───── VORLIEGENDER TEXT ─────
Genau wie in Spielbergs AI – Künstliche Intelligenz aus dem Jahr 2001 wird die Geschichte aus der Sicht des Klons erzählt. Das geschieht jedoch nicht melodramatisch verkitscht. Im Buch kommt Elysia selbst zu Wort. Und so erfahren Cohns LeserInnen quasi aus erster Hand, was schief laufen kann und welche emotionalen Folgen es für einen Klon hat, der erkennt, dass er ganz offensichtlich defekt ist und trotzdem überleben möchte. Und damit noch nicht einmal alleine ist.

Die Autorin gestaltet die noch unproblematische Zeit nach Elysias Geburt interessant und humorvoll. Das Entdecken der Insel genauso wie das Ausbauen der auf ihrem Chip vorprogrammierten aber sehr beschränkten Wissensdatenbank. Schnörkellos geht die Autorin darauf ein, dass ein Klon keine Gefühle haben darf, seinem Besitzer gegenüber jedoch solche durchaus durch Gestik, Mimik und Worte auszudrücken lernen muss. Eine klitzekleine Schwäche gibt es dabei. Der war in diversen Szenen eingangs enthalten. Da ihre Wissensdatenbank zu diesem Zeitpunkt quasi nur Grundlegendes beinhaltet hat, wirkten manche ihrer Ansichten nicht unbedingt falsch, aber auch nicht ganz richtig und irgendwie vorgegriffen. Das lässt sich nicht allein mit Elysias Andersartigkeit erklären. Und auch später gemachte Ausführungen zu hormonellen Veränderungen und ihren Folgen wirken nicht durchweg schlüssig. Allerdings hilft der leicht lesbare Schreibstil über diese kleinen Schwächen hinweg. Auch die kurz gehaltenen Kapitel sorgten dafür, dass ich förmlich durch die Seiten flog.
─────
__AUFGABENSTELLUNG__:
[A] Zähle alle Mittel auf, durch die ein Klon laut der Rezension lernen muss, seinem Besitzer gegenüber Gefühle auszudrücken.
[B] Aus wessen Sicht wird die Geschichte laut der Rezension erzählt?
Die anschließenden Datensätze stammen aus einer anderen Quelle.
───── BEREITGESTELLTES MATERIAL ─────
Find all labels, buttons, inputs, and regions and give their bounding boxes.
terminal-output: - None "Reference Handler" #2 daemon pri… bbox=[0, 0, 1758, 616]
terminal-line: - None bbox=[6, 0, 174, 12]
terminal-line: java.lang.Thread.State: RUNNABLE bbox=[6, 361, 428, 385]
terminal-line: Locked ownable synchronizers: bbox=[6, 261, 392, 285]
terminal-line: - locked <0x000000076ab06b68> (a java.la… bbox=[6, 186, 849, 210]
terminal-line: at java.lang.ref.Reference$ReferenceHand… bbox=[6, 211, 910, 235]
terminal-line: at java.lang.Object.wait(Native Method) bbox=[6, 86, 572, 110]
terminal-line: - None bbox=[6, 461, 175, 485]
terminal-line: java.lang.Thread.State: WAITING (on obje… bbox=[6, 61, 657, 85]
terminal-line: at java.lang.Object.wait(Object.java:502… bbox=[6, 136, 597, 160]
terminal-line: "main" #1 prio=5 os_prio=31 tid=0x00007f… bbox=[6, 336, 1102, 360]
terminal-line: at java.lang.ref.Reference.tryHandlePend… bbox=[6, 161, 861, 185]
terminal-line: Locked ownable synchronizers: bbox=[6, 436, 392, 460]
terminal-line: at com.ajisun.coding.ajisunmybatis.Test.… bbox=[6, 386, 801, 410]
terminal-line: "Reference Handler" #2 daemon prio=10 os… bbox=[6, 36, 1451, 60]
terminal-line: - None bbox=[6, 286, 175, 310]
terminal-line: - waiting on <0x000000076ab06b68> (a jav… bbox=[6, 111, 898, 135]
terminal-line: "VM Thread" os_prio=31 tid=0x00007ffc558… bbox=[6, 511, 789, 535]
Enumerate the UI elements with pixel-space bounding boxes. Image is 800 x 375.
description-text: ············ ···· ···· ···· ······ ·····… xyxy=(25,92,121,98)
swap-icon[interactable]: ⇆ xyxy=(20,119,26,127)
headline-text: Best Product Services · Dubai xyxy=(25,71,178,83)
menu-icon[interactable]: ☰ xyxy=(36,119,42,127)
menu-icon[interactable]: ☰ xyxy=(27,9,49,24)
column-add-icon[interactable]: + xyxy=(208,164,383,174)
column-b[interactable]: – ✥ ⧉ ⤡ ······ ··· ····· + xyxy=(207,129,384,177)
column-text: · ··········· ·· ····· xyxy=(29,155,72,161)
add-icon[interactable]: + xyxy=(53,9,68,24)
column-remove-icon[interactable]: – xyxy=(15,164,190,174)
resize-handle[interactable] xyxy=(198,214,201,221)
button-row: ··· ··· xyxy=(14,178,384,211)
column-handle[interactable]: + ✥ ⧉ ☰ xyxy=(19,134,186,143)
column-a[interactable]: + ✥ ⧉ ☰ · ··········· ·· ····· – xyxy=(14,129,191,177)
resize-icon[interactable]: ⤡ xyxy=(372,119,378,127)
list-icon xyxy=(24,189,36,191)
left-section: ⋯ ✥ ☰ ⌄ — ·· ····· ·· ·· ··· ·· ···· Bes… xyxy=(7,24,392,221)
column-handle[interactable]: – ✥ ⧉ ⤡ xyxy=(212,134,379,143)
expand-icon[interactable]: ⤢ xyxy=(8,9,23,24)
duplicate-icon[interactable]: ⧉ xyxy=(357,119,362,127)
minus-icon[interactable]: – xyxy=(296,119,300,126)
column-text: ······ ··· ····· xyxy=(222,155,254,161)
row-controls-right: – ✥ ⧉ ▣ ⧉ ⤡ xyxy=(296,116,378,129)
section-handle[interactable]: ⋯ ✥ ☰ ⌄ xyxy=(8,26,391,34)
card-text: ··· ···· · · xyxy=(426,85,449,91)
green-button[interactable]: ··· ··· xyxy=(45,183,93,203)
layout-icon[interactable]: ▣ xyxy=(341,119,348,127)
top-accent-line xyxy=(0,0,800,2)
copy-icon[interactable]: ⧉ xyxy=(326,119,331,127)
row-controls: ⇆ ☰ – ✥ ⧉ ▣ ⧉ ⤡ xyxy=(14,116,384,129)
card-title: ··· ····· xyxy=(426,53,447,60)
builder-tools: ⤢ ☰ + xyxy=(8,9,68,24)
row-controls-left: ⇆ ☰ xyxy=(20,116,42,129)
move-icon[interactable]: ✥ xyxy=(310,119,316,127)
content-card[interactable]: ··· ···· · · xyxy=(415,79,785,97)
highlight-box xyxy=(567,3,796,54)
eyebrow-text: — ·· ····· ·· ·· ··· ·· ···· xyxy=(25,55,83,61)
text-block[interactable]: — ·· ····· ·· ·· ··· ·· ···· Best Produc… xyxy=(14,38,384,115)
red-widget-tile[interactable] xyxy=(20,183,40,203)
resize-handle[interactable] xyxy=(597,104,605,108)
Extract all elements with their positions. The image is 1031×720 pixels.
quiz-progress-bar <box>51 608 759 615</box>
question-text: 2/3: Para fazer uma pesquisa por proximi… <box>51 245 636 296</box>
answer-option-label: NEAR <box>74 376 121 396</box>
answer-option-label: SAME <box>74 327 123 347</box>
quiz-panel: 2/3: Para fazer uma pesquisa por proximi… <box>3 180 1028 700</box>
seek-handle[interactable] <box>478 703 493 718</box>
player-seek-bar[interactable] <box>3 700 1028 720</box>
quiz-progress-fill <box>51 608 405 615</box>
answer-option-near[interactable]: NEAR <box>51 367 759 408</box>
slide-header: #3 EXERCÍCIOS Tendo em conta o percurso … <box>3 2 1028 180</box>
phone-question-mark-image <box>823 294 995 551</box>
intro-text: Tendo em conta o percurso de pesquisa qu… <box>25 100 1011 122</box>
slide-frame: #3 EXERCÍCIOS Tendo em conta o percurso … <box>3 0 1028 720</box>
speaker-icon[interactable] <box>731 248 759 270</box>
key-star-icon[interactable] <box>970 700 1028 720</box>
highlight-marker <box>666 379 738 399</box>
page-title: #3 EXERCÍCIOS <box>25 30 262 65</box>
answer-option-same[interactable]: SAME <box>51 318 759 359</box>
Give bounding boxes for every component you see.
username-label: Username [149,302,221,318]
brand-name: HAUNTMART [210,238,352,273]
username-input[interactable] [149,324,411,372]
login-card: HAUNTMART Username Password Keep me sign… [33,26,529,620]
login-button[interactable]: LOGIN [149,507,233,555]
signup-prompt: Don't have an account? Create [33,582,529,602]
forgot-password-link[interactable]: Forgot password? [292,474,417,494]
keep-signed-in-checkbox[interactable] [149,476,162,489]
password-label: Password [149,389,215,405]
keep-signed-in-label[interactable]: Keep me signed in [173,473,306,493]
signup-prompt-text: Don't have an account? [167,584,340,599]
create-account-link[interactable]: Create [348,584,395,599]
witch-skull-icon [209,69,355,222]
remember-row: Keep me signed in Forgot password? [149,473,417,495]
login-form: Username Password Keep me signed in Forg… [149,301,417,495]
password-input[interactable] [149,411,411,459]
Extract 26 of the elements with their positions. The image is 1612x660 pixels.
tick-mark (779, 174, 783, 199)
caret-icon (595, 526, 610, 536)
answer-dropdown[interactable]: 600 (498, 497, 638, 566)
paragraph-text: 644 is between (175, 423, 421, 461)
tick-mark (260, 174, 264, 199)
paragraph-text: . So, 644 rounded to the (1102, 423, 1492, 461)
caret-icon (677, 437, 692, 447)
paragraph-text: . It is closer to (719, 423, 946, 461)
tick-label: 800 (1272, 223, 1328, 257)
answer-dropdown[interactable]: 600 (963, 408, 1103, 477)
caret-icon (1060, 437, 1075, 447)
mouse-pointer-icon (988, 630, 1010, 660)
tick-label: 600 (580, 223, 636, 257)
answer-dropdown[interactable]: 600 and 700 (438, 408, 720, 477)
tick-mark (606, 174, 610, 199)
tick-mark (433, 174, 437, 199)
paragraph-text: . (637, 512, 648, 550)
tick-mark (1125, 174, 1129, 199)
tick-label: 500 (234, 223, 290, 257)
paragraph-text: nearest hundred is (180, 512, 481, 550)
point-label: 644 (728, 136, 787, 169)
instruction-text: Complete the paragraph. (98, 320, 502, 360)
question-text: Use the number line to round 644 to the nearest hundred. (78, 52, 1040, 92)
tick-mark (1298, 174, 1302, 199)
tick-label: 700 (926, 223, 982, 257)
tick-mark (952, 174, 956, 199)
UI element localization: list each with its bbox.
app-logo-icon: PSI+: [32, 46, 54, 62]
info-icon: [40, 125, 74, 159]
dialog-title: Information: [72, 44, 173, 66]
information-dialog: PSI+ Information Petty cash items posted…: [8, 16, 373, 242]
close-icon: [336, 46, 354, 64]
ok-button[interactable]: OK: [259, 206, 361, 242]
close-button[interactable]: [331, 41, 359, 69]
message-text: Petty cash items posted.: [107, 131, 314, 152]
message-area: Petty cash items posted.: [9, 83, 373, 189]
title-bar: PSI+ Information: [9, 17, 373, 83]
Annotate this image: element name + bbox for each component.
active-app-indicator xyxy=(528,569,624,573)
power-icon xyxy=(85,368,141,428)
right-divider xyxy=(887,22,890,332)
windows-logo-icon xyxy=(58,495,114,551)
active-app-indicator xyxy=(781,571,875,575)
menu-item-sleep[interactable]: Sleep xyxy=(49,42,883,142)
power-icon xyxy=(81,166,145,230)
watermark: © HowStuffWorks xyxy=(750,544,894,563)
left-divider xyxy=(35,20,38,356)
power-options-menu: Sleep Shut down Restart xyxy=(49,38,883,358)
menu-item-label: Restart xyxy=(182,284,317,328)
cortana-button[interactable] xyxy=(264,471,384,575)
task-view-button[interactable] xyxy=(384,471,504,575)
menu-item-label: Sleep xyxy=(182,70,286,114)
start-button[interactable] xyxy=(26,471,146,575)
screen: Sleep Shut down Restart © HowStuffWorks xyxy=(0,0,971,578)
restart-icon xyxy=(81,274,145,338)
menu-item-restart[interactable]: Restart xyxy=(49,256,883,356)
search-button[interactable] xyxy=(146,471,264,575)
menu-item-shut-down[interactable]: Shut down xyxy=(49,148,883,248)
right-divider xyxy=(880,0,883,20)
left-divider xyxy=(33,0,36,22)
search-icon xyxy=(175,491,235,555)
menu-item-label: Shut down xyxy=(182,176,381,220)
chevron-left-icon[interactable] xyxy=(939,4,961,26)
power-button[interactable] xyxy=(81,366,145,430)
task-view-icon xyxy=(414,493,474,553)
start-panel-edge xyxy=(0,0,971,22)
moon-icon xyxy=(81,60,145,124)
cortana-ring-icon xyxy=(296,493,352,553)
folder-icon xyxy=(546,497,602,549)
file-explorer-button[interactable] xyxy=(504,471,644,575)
─────
__LÖSUNGEN__:
[A] Gestik, Mimik und Worte.

[B] Aus der Sicht des Klons Elysia.